The entries need to be copied exactly.
'''
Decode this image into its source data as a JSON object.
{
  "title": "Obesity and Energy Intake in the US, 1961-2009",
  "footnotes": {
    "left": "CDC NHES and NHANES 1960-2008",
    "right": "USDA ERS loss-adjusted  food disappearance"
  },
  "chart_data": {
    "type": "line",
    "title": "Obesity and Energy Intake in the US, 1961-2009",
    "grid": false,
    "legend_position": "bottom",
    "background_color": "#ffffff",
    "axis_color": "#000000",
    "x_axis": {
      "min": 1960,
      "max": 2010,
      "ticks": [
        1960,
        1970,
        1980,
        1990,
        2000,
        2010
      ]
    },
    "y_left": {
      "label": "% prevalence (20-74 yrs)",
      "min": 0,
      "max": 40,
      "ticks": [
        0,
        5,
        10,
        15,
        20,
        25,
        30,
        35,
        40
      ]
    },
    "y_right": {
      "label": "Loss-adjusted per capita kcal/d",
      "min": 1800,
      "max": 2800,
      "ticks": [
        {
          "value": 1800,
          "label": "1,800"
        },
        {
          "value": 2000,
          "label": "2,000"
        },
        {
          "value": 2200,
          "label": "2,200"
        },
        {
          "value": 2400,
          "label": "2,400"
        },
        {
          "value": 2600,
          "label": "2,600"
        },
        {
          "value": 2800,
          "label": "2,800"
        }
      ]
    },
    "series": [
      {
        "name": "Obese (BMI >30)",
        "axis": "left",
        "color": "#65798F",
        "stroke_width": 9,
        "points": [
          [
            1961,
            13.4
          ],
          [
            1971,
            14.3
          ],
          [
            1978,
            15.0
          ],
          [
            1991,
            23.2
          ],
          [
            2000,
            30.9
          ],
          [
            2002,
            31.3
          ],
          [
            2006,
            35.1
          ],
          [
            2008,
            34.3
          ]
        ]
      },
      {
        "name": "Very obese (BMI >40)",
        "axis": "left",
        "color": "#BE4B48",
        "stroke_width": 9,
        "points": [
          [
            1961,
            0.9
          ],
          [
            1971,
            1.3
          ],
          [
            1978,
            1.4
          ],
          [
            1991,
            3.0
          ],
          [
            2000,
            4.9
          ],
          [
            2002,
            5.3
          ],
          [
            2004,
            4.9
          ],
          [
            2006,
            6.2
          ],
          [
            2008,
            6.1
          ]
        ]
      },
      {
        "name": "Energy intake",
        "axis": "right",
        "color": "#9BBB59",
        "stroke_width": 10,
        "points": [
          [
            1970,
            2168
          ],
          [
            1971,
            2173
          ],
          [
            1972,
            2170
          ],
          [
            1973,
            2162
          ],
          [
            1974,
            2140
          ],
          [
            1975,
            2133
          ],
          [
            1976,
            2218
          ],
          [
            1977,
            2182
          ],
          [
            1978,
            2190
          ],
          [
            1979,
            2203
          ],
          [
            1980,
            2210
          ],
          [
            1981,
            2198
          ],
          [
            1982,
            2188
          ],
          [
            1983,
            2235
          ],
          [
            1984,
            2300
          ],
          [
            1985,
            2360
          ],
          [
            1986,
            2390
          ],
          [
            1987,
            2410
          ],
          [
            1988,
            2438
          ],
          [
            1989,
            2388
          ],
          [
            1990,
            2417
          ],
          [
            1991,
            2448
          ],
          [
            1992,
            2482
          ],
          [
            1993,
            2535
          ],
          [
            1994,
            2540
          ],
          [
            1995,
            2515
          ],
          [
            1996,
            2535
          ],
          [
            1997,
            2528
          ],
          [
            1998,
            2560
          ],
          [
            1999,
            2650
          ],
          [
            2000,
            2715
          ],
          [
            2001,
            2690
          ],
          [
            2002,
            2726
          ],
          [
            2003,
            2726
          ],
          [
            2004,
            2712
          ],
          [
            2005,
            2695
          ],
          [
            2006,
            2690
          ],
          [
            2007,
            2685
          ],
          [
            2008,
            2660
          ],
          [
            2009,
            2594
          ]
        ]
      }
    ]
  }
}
'''
• RESULT OF THIS EXERCISE:
Decode this image into its source data as a JSON object.
{
  "title": "Obesity and Energy Intake in the US, 1961-2009",
  "footnotes": {
    "left": "CDC NHES and NHANES 1960-2008",
    "right": "USDA ERS loss-adjusted  food disappearance"
  },
  "chart_data": {
    "type": "line",
    "title": "Obesity and Energy Intake in the US, 1961-2009",
    "grid": false,
    "legend_position": "bottom",
    "background_color": "#ffffff",
    "axis_color": "#000000",
    "x_axis": {
      "min": 1960,
      "max": 2010,
      "ticks": [
        1960,
        1970,
        1980,
        1990,
        2000,
        2010
      ]
    },
    "y_left": {
      "label": "% prevalence (20-74 yrs)",
      "min": 0,
      "max": 40,
      "ticks": [
        0,
        5,
        10,
        15,
        20,
        25,
        30,
        35,
        40
      ]
    },
    "y_right": {
      "label": "Loss-adjusted per capita kcal/d",
      "min": 1800,
      "max": 2800,
      "ticks": [
        {
          "value": 1800,
          "label": "1,800"
        },
        {
          "value": 2000,
          "label": "2,000"
        },
        {
          "value": 2200,
          "label": "2,200"
        },
        {
          "value": 2400,
          "label": "2,400"
        },
        {
          "value": 2600,
          "label": "2,600"
        },
        {
          "value": 2800,
          "label": "2,800"
        }
      ]
    },
    "series": [
      {
        "name": "Obese (BMI >30)",
        "axis": "left",
        "color": "#65798F",
        "stroke_width": 9,
        "points": [
          [
            1961,
            13.4
          ],
          [
            1971,
            14.3
          ],
          [
            1978,
            15.0
          ],
          [
            1991,
            23.2
          ],
          [
            2000,
            30.9
          ],
          [
            2002,
            31.3
          ],
          [
            2006,
            35.1
          ],
          [
            2008,
            34.3
          ]
        ]
      },
      {
        "name": "Very obese (BMI >40)",
        "axis": "left",
        "color": "#BE4B48",
        "stroke_width": 9,
        "points": [
          [
            1961,
            0.9
          ],
          [
            1971,
            1.3
          ],
          [
            1978,
            1.4
          ],
          [
            1991,
            3.0
          ],
          [
            2000,
            4.9
          ],
          [
            2002,
            5.3
          ],
          [
            2004,
            4.9
          ],
          [
            2006,
            6.2
          ],
          [
            2008,
            6.1
          ]
        ]
      },
      {
        "name": "Energy intake",
        "axis": "right",
        "color": "#9BBB59",
        "stroke_width": 10,
        "points": [
          [
            1970,
            2168
          ],
          [
            1971,
            2173
          ],
          [
            1972,
            2170
          ],
          [
            1973,
            2162
          ],
          [
            1974,
            2140
          ],
          [
            1975,
            2133
          ],
          [
            1976,
            2218
          ],
          [
            1977,
            2182
          ],
          [
            1978,
            2190
          ],
          [
            1979,
            2203
          ],
          [
            1980,
            2210
          ],
          [
            1981,
            2198
          ],
          [
            1982,
            2188
          ],
          [
            1983,
            2235
          ],
          [
            1984,
            2300
          ],
          [
            1985,
            2360
          ],
          [
            1986,
            2390
          ],
          [
            1987,
            2410
          ],
          [
            1988,
            2438
          ],
          [
            1989,
            2388
          ],
          [
            1990,
            2417
          ],
          [
            1991,
            2448
          ],
          [
            1992,
            2482
          ],
          [
            1993,
            2535
          ],
          [
            1994,
            2540
          ],
          [
            1995,
            2515
          ],
          [
            1996,
            2535
          ],
          [
            1997,
            2528
          ],
          [
            1998,
            2560
          ],
          [
            1999,
            2650
          ],
          [
            2000,
            2715
          ],
          [
            2001,
            2690
          ],
          [
            2002,
            2726
          ],
          [
            2003,
            2726
          ],
          [
            2004,
            2712
          ],
          [
            2005,
            2695
          ],
          [
            2006,
            2690
          ],
          [
            2007,
            2685
          ],
          [
            2008,
            2660
          ],
          [
            2009,
            2594
          ]
        ]
      }
    ]
  }
}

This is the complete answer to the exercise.